Problem
Check each line of the records below and collect those holding "Oddziałami".

Data records
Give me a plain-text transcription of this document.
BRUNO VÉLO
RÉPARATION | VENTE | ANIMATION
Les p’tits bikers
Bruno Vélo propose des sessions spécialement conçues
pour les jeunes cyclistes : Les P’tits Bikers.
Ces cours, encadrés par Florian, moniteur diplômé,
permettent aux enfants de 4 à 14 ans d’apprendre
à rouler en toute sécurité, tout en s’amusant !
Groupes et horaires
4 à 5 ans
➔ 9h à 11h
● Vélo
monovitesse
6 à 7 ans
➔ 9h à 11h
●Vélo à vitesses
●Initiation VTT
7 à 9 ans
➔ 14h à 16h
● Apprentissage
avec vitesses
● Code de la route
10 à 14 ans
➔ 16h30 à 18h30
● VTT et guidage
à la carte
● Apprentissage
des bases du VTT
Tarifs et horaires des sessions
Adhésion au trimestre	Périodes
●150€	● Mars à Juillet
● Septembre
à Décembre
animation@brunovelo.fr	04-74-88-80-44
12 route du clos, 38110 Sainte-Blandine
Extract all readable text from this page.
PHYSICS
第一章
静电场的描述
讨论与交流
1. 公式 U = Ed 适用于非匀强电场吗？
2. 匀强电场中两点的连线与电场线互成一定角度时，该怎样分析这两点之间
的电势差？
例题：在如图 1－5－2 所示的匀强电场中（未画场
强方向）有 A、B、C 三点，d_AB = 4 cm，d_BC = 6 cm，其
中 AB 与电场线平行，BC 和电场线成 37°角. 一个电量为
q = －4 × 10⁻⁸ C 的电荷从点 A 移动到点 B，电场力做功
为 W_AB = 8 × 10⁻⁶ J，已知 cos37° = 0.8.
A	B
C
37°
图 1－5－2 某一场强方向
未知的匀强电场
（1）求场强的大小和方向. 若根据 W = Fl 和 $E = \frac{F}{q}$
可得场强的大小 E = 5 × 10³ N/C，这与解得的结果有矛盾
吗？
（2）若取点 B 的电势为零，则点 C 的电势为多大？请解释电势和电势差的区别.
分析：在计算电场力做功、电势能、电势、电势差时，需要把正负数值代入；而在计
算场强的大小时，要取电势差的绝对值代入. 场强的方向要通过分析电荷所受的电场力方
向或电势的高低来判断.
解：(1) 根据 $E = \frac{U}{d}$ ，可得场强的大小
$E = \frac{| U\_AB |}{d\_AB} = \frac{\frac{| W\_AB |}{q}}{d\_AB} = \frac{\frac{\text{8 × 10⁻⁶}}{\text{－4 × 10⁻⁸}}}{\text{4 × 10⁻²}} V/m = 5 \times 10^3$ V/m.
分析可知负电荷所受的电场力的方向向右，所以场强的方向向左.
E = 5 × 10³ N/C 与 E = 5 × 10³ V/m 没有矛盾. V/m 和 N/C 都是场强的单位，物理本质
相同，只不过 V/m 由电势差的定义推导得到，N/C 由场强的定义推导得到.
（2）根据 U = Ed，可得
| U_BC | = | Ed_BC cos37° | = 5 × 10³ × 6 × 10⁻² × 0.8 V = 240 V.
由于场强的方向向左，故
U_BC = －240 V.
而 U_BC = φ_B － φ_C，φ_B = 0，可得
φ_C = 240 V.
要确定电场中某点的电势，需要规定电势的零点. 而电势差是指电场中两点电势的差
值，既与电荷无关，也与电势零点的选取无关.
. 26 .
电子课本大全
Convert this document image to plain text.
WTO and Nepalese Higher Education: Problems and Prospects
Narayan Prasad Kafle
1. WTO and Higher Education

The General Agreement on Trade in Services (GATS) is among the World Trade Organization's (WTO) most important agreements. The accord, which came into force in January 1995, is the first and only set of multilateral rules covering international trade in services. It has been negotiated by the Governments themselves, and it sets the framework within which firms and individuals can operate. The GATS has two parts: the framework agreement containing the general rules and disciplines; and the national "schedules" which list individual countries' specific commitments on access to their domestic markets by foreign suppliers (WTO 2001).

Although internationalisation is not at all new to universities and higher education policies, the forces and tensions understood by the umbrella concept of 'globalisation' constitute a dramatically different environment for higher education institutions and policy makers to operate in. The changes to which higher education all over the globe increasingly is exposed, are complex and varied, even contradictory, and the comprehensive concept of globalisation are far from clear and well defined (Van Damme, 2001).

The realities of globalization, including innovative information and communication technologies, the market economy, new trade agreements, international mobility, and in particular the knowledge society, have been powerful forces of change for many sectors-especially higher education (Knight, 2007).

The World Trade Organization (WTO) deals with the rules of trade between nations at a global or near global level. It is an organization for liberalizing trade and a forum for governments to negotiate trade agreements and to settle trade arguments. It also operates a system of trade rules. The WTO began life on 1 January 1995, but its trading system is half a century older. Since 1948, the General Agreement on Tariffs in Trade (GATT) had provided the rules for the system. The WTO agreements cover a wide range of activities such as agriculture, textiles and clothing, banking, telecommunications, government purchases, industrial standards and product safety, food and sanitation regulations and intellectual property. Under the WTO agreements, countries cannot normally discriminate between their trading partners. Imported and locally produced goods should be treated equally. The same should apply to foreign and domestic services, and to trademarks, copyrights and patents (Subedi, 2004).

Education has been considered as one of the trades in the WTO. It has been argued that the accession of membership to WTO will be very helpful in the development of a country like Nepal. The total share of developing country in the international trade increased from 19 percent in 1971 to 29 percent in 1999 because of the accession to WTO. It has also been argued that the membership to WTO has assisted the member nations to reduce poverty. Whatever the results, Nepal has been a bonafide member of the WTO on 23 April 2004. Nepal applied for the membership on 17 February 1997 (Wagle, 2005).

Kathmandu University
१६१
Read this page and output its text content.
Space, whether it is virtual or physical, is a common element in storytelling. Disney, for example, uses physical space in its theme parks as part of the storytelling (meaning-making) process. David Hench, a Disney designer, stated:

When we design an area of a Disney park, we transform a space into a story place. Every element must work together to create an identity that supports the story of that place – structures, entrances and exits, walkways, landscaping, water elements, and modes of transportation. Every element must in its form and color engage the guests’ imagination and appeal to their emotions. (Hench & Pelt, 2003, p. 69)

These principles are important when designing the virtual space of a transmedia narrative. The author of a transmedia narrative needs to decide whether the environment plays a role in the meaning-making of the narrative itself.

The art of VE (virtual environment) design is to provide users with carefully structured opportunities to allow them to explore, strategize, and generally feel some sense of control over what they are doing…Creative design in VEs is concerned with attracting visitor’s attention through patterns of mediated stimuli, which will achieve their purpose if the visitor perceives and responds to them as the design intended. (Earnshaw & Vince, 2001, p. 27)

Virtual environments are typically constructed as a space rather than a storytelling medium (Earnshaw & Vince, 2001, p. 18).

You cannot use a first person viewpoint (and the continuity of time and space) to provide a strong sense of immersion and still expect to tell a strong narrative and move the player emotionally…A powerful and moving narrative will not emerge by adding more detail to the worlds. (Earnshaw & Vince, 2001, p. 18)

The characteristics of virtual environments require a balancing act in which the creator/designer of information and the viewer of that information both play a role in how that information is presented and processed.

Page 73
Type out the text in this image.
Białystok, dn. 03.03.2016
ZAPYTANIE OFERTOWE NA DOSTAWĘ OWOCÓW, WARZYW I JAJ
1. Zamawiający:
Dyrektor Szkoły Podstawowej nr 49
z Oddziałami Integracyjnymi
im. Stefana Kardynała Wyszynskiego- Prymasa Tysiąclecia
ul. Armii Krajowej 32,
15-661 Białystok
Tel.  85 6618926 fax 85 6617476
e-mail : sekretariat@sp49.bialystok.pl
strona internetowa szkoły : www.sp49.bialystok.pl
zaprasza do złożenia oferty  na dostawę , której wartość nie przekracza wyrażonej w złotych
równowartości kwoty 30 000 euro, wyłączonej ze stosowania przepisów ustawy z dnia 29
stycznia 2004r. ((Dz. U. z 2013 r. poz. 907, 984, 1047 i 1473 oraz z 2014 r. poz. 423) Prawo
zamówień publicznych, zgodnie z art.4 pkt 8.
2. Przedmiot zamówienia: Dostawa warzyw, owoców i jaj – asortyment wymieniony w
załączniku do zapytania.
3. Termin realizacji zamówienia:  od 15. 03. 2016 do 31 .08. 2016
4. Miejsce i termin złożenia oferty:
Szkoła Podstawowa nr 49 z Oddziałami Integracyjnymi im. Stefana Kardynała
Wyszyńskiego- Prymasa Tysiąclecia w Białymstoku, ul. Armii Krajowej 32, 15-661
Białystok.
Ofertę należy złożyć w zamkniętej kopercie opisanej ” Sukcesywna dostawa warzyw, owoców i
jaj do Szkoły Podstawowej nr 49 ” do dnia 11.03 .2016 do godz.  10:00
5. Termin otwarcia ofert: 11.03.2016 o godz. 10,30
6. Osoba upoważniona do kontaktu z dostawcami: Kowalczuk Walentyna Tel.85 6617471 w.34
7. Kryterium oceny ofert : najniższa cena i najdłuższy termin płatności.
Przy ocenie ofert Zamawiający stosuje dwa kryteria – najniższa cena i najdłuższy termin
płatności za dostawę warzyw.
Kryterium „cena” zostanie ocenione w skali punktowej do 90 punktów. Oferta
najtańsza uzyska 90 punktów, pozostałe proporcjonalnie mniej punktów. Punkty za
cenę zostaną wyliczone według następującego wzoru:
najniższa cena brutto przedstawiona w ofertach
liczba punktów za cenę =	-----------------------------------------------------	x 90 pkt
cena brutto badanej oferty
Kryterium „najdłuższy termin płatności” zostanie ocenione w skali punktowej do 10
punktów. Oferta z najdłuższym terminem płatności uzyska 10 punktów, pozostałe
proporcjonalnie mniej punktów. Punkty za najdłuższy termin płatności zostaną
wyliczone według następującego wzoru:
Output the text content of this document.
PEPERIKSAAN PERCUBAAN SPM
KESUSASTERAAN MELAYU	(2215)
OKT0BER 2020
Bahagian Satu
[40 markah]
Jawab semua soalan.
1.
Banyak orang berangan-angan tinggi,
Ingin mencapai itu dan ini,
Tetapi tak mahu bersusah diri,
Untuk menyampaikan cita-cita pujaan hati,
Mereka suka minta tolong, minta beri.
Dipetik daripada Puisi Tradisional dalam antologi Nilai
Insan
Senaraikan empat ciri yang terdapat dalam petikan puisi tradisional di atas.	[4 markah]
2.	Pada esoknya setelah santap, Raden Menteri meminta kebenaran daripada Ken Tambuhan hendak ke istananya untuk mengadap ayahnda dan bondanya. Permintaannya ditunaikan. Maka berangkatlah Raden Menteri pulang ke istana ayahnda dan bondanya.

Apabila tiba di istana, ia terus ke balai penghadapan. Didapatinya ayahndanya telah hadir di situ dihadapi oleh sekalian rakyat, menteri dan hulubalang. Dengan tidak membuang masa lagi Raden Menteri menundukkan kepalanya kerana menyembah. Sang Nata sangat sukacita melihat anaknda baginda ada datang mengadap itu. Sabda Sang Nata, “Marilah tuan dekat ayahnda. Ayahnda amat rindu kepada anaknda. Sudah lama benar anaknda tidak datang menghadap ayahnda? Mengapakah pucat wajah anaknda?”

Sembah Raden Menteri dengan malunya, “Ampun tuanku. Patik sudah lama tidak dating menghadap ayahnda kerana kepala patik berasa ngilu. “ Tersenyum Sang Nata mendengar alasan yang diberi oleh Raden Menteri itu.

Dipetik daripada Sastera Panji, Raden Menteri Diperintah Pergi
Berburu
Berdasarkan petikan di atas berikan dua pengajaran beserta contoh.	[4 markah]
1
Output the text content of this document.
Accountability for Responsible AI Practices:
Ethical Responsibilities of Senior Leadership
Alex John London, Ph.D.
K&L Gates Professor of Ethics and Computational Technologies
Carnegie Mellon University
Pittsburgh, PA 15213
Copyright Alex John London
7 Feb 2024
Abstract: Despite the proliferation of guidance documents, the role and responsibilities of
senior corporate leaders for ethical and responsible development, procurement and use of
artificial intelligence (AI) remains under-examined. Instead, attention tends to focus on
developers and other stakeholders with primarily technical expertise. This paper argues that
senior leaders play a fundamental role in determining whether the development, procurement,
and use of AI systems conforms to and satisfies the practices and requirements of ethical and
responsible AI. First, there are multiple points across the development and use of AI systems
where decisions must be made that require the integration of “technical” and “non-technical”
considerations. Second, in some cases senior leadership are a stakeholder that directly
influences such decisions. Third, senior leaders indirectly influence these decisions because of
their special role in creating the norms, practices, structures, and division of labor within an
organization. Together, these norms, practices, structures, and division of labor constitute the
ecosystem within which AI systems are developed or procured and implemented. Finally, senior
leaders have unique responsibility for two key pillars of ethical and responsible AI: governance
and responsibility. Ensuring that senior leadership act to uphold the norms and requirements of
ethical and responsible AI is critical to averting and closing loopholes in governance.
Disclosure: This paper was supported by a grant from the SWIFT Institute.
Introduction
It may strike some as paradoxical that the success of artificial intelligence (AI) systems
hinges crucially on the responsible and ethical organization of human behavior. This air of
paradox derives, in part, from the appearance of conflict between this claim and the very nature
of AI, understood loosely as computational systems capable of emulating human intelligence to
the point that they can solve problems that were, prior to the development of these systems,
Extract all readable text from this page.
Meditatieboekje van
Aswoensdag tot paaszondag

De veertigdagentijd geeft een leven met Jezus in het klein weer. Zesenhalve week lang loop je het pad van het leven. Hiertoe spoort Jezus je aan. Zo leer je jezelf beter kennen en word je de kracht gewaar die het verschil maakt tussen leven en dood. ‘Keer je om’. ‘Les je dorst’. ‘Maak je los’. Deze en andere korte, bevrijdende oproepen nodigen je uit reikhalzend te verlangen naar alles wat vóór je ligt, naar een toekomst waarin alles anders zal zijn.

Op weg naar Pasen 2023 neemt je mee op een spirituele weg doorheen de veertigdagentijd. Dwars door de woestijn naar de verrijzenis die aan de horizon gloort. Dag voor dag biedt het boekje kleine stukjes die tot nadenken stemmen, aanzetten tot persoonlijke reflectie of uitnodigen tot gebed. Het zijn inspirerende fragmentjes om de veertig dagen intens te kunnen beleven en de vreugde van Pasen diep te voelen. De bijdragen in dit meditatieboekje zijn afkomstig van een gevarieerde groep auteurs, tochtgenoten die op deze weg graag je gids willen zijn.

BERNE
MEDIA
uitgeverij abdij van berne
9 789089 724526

Response
z Oddziałami Integracyjnymi
Szkoła Podstawowa nr 49 z Oddziałami Integracyjnymi im. Stefana Kardynała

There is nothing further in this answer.